:: Exercise requirements ::
Copy every line that contains the string "cumulato" from the entries below.

━━━ Provided entries ━━━

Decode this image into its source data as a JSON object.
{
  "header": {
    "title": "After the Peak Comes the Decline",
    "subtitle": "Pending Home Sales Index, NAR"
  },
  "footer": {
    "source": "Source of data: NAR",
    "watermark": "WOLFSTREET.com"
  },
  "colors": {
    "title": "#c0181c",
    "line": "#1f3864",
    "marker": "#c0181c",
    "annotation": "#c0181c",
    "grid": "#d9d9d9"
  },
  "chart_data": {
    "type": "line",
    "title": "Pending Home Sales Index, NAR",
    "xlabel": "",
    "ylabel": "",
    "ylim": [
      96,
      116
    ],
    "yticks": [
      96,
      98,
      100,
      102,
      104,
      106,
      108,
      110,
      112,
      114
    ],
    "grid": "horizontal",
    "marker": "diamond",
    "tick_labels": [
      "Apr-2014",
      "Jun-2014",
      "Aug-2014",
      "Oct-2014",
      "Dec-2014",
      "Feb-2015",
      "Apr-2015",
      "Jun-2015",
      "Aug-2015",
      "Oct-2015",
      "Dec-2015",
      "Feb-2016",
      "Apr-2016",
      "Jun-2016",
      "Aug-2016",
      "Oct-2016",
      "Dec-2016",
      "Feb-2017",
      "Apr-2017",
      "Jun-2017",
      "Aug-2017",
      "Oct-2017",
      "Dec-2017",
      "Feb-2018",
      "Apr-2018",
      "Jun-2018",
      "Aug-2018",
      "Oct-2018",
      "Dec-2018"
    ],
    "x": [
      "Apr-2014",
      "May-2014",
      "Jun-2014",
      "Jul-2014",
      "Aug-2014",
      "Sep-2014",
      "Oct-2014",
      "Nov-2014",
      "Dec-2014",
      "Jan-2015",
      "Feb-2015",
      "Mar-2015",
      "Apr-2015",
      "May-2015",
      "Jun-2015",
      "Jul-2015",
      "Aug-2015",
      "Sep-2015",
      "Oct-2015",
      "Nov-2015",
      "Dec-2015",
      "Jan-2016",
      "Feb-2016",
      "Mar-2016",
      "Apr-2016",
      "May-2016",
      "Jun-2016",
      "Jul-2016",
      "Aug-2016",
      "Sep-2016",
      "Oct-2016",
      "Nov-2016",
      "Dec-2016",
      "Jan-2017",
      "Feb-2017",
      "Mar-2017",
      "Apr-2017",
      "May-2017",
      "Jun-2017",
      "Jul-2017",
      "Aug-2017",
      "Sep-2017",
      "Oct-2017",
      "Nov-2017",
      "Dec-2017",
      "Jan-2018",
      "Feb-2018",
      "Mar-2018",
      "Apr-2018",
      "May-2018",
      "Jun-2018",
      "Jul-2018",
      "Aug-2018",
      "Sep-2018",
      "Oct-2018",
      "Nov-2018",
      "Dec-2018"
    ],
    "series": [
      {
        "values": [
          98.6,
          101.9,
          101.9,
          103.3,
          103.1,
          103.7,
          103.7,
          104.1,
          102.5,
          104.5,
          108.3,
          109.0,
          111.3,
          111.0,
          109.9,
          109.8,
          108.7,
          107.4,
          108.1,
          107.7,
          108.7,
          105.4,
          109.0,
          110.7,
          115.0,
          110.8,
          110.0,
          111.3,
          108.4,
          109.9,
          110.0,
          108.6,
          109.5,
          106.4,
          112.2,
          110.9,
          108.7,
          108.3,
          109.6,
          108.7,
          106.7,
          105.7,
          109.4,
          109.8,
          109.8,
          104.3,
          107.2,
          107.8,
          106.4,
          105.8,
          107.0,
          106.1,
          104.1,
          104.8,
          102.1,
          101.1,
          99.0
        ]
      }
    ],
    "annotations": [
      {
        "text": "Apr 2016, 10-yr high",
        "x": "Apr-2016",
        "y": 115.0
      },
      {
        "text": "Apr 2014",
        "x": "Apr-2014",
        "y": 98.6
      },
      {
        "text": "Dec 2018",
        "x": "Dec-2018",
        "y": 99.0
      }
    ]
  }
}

━━━
━━━ Provided entries ━━━

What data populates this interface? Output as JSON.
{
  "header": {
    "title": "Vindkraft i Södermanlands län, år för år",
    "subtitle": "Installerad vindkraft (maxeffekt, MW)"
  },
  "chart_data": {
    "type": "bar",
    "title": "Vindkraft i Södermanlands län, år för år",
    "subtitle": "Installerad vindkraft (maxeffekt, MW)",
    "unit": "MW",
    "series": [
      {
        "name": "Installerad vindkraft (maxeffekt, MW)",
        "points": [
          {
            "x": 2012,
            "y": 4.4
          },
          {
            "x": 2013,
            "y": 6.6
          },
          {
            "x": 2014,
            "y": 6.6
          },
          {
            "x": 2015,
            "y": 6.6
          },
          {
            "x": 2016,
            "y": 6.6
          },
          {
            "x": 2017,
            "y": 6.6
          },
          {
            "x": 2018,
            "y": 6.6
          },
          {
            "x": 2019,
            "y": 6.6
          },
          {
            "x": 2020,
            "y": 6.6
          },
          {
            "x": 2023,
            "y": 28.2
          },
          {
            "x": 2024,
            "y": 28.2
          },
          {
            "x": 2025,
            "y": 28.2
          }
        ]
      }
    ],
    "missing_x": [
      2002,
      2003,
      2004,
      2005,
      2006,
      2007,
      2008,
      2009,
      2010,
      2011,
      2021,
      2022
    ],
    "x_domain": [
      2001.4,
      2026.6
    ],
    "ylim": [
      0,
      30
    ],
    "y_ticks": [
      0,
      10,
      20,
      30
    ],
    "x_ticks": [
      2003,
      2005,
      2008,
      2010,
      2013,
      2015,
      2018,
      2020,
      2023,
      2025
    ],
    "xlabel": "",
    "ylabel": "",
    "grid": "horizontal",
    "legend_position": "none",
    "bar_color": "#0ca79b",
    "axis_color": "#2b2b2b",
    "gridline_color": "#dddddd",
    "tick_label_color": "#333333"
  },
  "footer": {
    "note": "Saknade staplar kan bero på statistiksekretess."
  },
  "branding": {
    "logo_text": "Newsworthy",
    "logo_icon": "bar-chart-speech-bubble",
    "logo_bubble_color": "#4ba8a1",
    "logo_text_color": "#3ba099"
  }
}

━━━
━━━ Provided entries ━━━

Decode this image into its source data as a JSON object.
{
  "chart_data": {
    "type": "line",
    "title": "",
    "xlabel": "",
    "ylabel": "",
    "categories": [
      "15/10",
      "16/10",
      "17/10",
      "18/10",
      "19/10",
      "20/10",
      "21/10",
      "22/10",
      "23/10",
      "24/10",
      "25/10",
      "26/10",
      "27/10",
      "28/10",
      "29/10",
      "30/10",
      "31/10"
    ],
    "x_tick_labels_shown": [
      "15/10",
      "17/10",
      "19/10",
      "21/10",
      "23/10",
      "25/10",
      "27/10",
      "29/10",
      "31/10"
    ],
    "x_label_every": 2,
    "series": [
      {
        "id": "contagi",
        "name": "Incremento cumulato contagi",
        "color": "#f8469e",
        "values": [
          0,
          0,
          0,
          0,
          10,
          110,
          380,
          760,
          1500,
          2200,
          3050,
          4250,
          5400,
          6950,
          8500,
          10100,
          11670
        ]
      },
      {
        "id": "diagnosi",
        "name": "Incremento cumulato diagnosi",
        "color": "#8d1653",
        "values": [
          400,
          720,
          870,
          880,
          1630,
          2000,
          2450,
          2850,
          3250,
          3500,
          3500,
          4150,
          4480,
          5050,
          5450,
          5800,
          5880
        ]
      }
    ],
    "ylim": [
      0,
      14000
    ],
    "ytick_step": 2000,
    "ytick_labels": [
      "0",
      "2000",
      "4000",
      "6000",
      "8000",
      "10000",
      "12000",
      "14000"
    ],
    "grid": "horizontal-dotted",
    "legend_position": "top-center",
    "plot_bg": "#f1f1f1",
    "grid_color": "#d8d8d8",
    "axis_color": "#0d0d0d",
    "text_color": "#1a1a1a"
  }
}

━━━

:: Task response ::
        "name": "Incremento cumulato contagi",
        "name": "Incremento cumulato diagnosi",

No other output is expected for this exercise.